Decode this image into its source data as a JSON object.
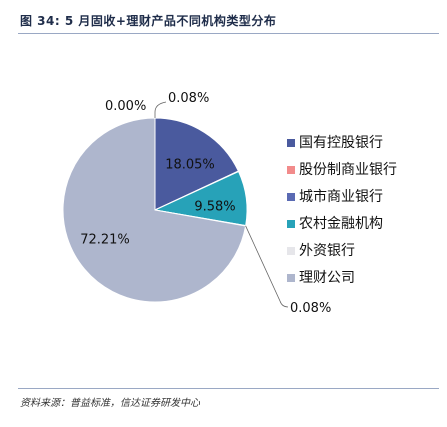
{
  "header": {
    "title": "图 34:  5 月固收+理财产品不同机构类型分布"
  },
  "footer": {
    "source": "资料来源：普益标准，信达证券研发中心"
  },
  "chart_data": {
    "type": "pie",
    "title": "",
    "legend_position": "right",
    "series": [
      {
        "name": "国有控股银行",
        "value": 18.05,
        "label": "18.05%",
        "color": "#4a5a9e"
      },
      {
        "name": "股份制商业银行",
        "value": 0.08,
        "label": "0.08%",
        "color": "#f28b8b"
      },
      {
        "name": "城市商业银行",
        "value": 0.0,
        "label": "",
        "color": "#5a6ab3"
      },
      {
        "name": "农村金融机构",
        "value": 9.58,
        "label": "9.58%",
        "color": "#27a2b8"
      },
      {
        "name": "外资银行",
        "value": 0.08,
        "label": "0.08%",
        "color": "#e6e6ea"
      },
      {
        "name": "理财公司",
        "value": 72.21,
        "label": "72.21%",
        "color": "#aeb6cd"
      }
    ],
    "extra_labels": [
      {
        "text": "0.00%"
      }
    ]
  }
}
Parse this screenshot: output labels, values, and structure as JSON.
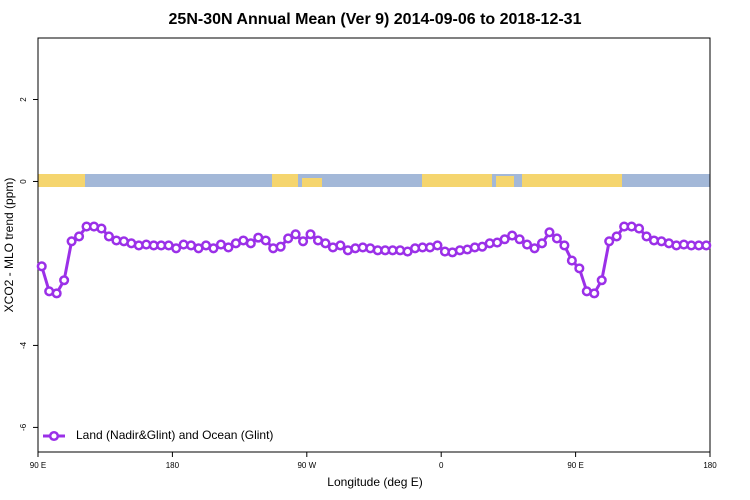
{
  "chart_data": {
    "type": "line",
    "title": "25N-30N Annual Mean (Ver 9)   2014-09-06 to 2018-12-31",
    "xlabel": "Longitude (deg E)",
    "ylabel": "XCO2 - MLO trend (ppm)",
    "xlim": [
      90,
      540
    ],
    "ylim": [
      -6.6,
      3.5
    ],
    "xticks": [
      {
        "value": 90,
        "label": "90 E"
      },
      180,
      {
        "value": 270,
        "label": "90 W"
      },
      {
        "value": 360,
        "label": "0"
      },
      {
        "value": 450,
        "label": "90 E"
      },
      {
        "value": 540,
        "label": "180"
      }
    ],
    "yticks": [
      -6,
      -4,
      0,
      2
    ],
    "legend": "bottomleft",
    "series": [
      {
        "name": "Land (Nadir&Glint) and Ocean (Glint)",
        "color": "#9b30e8",
        "x": [
          92.5,
          97.5,
          102.5,
          107.5,
          112.5,
          117.5,
          122.5,
          127.5,
          132.5,
          137.5,
          142.5,
          147.5,
          152.5,
          157.5,
          162.5,
          167.5,
          172.5,
          177.5,
          182.5,
          187.5,
          192.5,
          197.5,
          202.5,
          207.5,
          212.5,
          217.5,
          222.5,
          227.5,
          232.5,
          237.5,
          242.5,
          247.5,
          252.5,
          257.5,
          262.5,
          267.5,
          272.5,
          277.5,
          282.5,
          287.5,
          292.5,
          297.5,
          302.5,
          307.5,
          312.5,
          317.5,
          322.5,
          327.5,
          332.5,
          337.5,
          342.5,
          347.5,
          352.5,
          357.5,
          362.5,
          367.5,
          372.5,
          377.5,
          382.5,
          387.5,
          392.5,
          397.5,
          402.5,
          407.5,
          412.5,
          417.5,
          422.5,
          427.5,
          432.5,
          437.5,
          442.5,
          447.5,
          452.5,
          457.5,
          462.5,
          467.5,
          472.5,
          477.5,
          482.5,
          487.5,
          492.5,
          497.5,
          502.5,
          507.5,
          512.5,
          517.5,
          522.5,
          527.5,
          532.5,
          537.5
        ],
        "values": [
          -2.07,
          -2.68,
          -2.73,
          -2.41,
          -1.46,
          -1.34,
          -1.1,
          -1.1,
          -1.15,
          -1.34,
          -1.44,
          -1.46,
          -1.51,
          -1.56,
          -1.54,
          -1.56,
          -1.56,
          -1.56,
          -1.63,
          -1.54,
          -1.56,
          -1.63,
          -1.56,
          -1.63,
          -1.54,
          -1.61,
          -1.51,
          -1.44,
          -1.51,
          -1.37,
          -1.44,
          -1.63,
          -1.59,
          -1.39,
          -1.29,
          -1.46,
          -1.29,
          -1.44,
          -1.51,
          -1.61,
          -1.56,
          -1.68,
          -1.63,
          -1.61,
          -1.63,
          -1.68,
          -1.68,
          -1.68,
          -1.68,
          -1.71,
          -1.63,
          -1.61,
          -1.61,
          -1.56,
          -1.71,
          -1.73,
          -1.68,
          -1.66,
          -1.61,
          -1.59,
          -1.51,
          -1.49,
          -1.41,
          -1.32,
          -1.41,
          -1.54,
          -1.63,
          -1.51,
          -1.24,
          -1.39,
          -1.56,
          -1.93,
          -2.12,
          -2.68,
          -2.73,
          -2.41,
          -1.46,
          -1.34,
          -1.1,
          -1.1,
          -1.15,
          -1.34,
          -1.44,
          -1.46,
          -1.51,
          -1.56,
          -1.54,
          -1.56,
          -1.56,
          -1.56
        ]
      }
    ]
  }
}
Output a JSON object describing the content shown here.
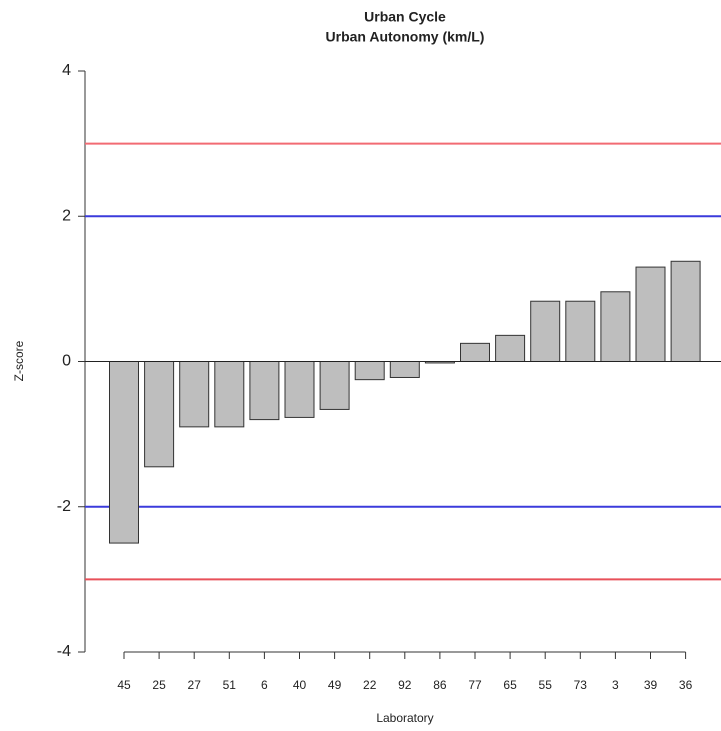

··········

Pick out and copy the lines of the entries that hold the string "JSON".

Decode this image into its source data as a JSON object.
Parse this screenshot: output labels, values, and structure as JSON.
Output a JSON object describing the content shown here.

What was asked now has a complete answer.